- [Problem]:
Set all the material down again unchanged, without the pictures.

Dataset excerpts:
####

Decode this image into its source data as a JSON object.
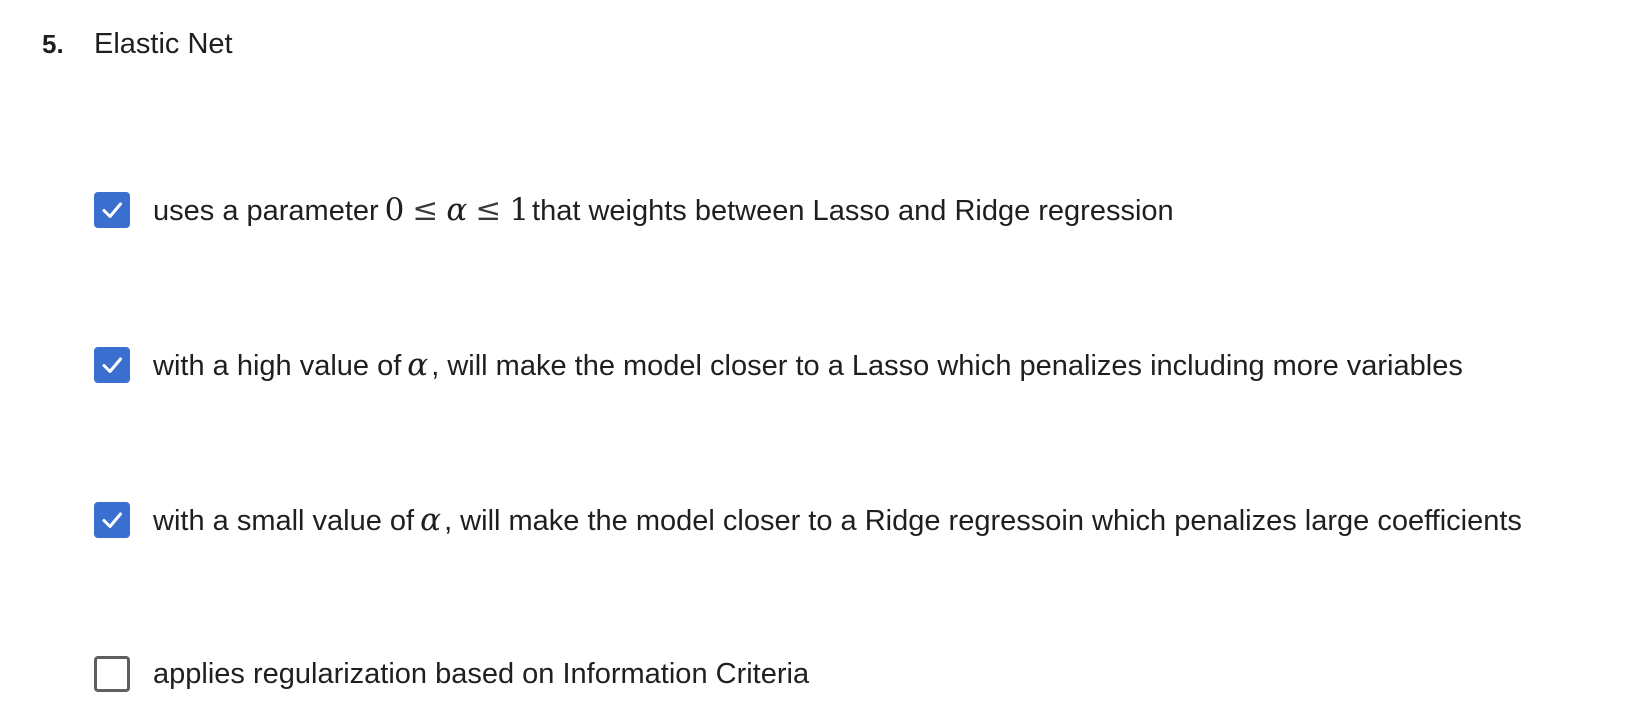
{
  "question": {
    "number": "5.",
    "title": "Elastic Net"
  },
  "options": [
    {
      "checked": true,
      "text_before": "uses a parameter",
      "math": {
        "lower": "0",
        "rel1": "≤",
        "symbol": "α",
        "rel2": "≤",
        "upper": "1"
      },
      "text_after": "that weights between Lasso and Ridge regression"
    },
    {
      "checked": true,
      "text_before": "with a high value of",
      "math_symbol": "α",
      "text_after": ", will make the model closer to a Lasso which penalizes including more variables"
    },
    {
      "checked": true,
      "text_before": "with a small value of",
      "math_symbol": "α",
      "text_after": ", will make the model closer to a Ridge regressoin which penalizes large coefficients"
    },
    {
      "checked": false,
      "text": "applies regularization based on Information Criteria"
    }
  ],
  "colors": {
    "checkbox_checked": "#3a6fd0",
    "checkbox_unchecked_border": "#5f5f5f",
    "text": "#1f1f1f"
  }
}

####

- [Result]:
Decode this image into its source data as a JSON object.
{
  "question": {
    "number": "5.",
    "title": "Elastic Net"
  },
  "options": [
    {
      "checked": true,
      "text_before": "uses a parameter",
      "math": {
        "lower": "0",
        "rel1": "≤",
        "symbol": "α",
        "rel2": "≤",
        "upper": "1"
      },
      "text_after": "that weights between Lasso and Ridge regression"
    },
    {
      "checked": true,
      "text_before": "with a high value of",
      "math_symbol": "α",
      "text_after": ", will make the model closer to a Lasso which penalizes including more variables"
    },
    {
      "checked": true,
      "text_before": "with a small value of",
      "math_symbol": "α",
      "text_after": ", will make the model closer to a Ridge regressoin which penalizes large coefficients"
    },
    {
      "checked": false,
      "text": "applies regularization based on Information Criteria"
    }
  ],
  "colors": {
    "checkbox_checked": "#3a6fd0",
    "checkbox_unchecked_border": "#5f5f5f",
    "text": "#1f1f1f"
  }
}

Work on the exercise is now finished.